[Document page records]

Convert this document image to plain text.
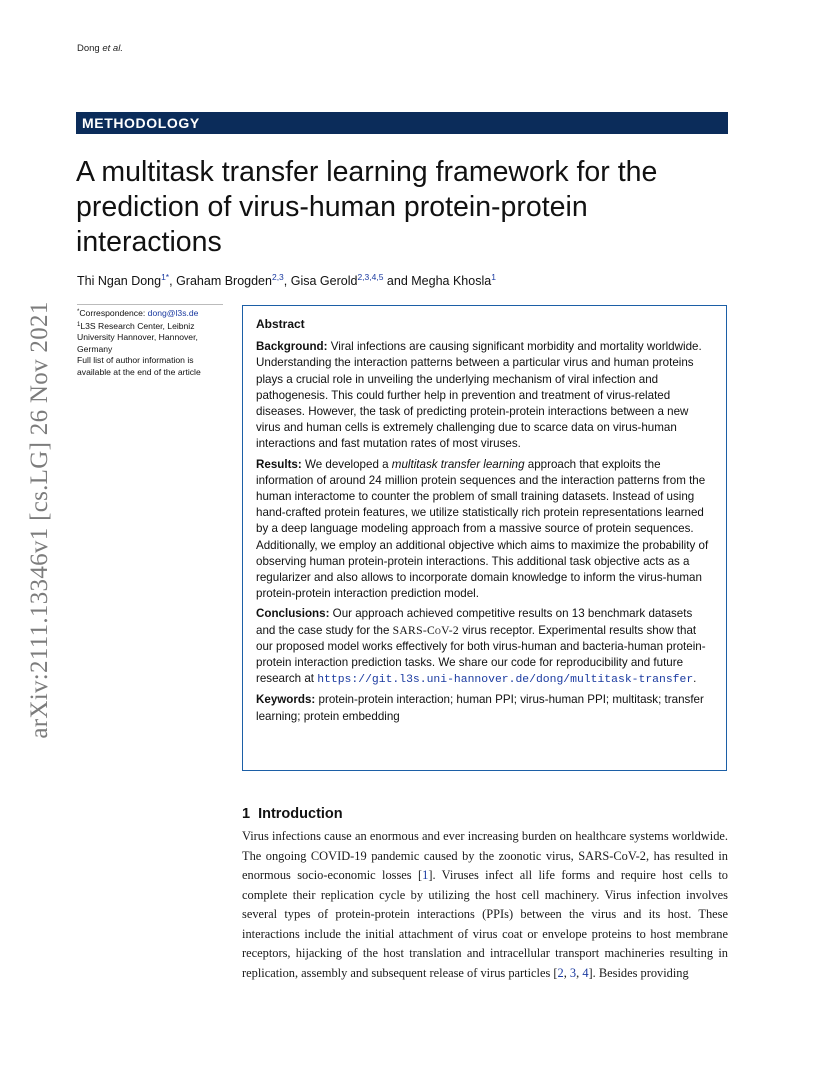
Dong et al.
METHODOLOGY
A multitask transfer learning framework for the prediction of virus-human protein-protein interactions
Thi Ngan Dong$^{1*}$, Graham Brogden$^{2,3}$, Gisa Gerold$^{2,3,4,5}$ and Megha Khosla$^1$
*Correspondence: dong@l3s.de
$^1$L3S Research Center, Leibniz University Hannover, Hannover, Germany
Full list of author information is available at the end of the article
arXiv:2111.13346v1 [cs.LG] 26 Nov 2021	Abstract

Background: Viral infections are causing significant morbidity and mortality worldwide. Understanding the interaction patterns between a particular virus and human proteins plays a crucial role in unveiling the underlying mechanism of viral infection and pathogenesis. This could further help in prevention and treatment of virus-related diseases. However, the task of predicting protein-protein interactions between a new virus and human cells is extremely challenging due to scarce data on virus-human interactions and fast mutation rates of most viruses.

Results: We developed a multitask transfer learning approach that exploits the information of around 24 million protein sequences and the interaction patterns from the human interactome to counter the problem of small training datasets. Instead of using hand-crafted protein features, we utilize statistically rich protein representations learned by a deep language modeling approach from a massive source of protein sequences. Additionally, we employ an additional objective which aims to maximize the probability of observing human protein-protein interactions. This additional task objective acts as a regularizer and also allows to incorporate domain knowledge to inform the virus-human protein-protein interaction prediction model.

Conclusions: Our approach achieved competitive results on 13 benchmark datasets and the case study for the SARS-CoV-2 virus receptor. Experimental results show that our proposed model works effectively for both virus-human and bacteria-human protein-protein interaction prediction tasks. We share our code for reproducibility and future research at https://git.l3s.uni-hannover.de/dong/multitask-transfer.

Keywords: protein-protein interaction; human PPI; virus-human PPI; multitask; transfer learning; protein embedding

1 Introduction
Virus infections cause an enormous and ever increasing burden on healthcare systems worldwide. The ongoing COVID-19 pandemic caused by the zoonotic virus, SARS-CoV-2, has resulted in enormous socio-economic losses [1]. Viruses infect all life forms and require host cells to complete their replication cycle by utilizing the host cell machinery. Virus infection involves several types of protein-protein interactions (PPIs) between the virus and its host. These interactions include the initial attachment of virus coat or envelope proteins to host membrane receptors, hijacking of the host translation and intracellular transport machineries resulting in replication, assembly and subsequent release of virus particles [2, 3, 4]. Besides providing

> **EXERCISE GOAL**
Every line above should be duplicated exactly; the pictures are to be left out.

> **TASK RESPONSE**
Convert this document image to plain text.
Dong et al.
METHODOLOGY
A multitask transfer learning framework for the prediction of virus-human protein-protein interactions
Thi Ngan Dong$^{1*}$, Graham Brogden$^{2,3}$, Gisa Gerold$^{2,3,4,5}$ and Megha Khosla$^1$
*Correspondence: dong@l3s.de
$^1$L3S Research Center, Leibniz University Hannover, Hannover, Germany
Full list of author information is available at the end of the article
arXiv:2111.13346v1 [cs.LG] 26 Nov 2021	Abstract

Background: Viral infections are causing significant morbidity and mortality worldwide. Understanding the interaction patterns between a particular virus and human proteins plays a crucial role in unveiling the underlying mechanism of viral infection and pathogenesis. This could further help in prevention and treatment of virus-related diseases. However, the task of predicting protein-protein interactions between a new virus and human cells is extremely challenging due to scarce data on virus-human interactions and fast mutation rates of most viruses.

Results: We developed a multitask transfer learning approach that exploits the information of around 24 million protein sequences and the interaction patterns from the human interactome to counter the problem of small training datasets. Instead of using hand-crafted protein features, we utilize statistically rich protein representations learned by a deep language modeling approach from a massive source of protein sequences. Additionally, we employ an additional objective which aims to maximize the probability of observing human protein-protein interactions. This additional task objective acts as a regularizer and also allows to incorporate domain knowledge to inform the virus-human protein-protein interaction prediction model.

Conclusions: Our approach achieved competitive results on 13 benchmark datasets and the case study for the SARS-CoV-2 virus receptor. Experimental results show that our proposed model works effectively for both virus-human and bacteria-human protein-protein interaction prediction tasks. We share our code for reproducibility and future research at https://git.l3s.uni-hannover.de/dong/multitask-transfer.

Keywords: protein-protein interaction; human PPI; virus-human PPI; multitask; transfer learning; protein embedding

1 Introduction
Virus infections cause an enormous and ever increasing burden on healthcare systems worldwide. The ongoing COVID-19 pandemic caused by the zoonotic virus, SARS-CoV-2, has resulted in enormous socio-economic losses [1]. Viruses infect all life forms and require host cells to complete their replication cycle by utilizing the host cell machinery. Virus infection involves several types of protein-protein interactions (PPIs) between the virus and its host. These interactions include the initial attachment of virus coat or envelope proteins to host membrane receptors, hijacking of the host translation and intracellular transport machineries resulting in replication, assembly and subsequent release of virus particles [2, 3, 4]. Besides providing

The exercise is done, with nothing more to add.